— begin —
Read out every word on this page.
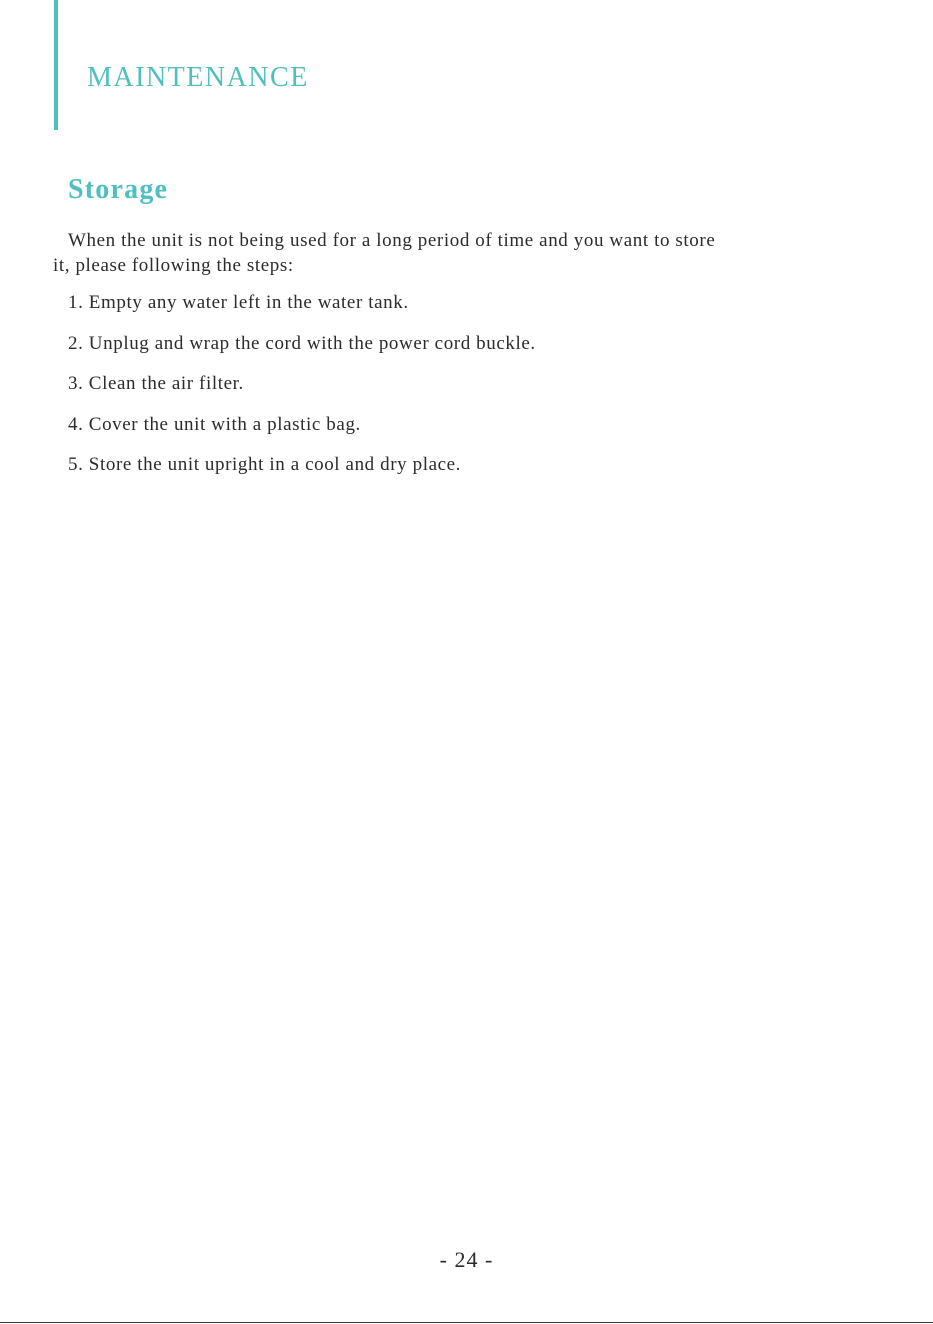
MAINTENANCE
Storage

When the unit is not being used for a long period of time and you want to store
it, please following the steps:

1. Empty any water left in the water tank.
2. Unplug and wrap the cord with the power cord buckle.
3. Clean the air filter.
4. Cover the unit with a plastic bag.
5. Store the unit upright in a cool and dry place.
- 24 -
— end —
Output the entries above exactly. Drop the pictures.

* _TASK OUTPUT_:
Read out every word on this page.
MAINTENANCE
Storage

When the unit is not being used for a long period of time and you want to store
it, please following the steps:

1. Empty any water left in the water tank.
2. Unplug and wrap the cord with the power cord buckle.
3. Clean the air filter.
4. Cover the unit with a plastic bag.
5. Store the unit upright in a cool and dry place.
- 24 -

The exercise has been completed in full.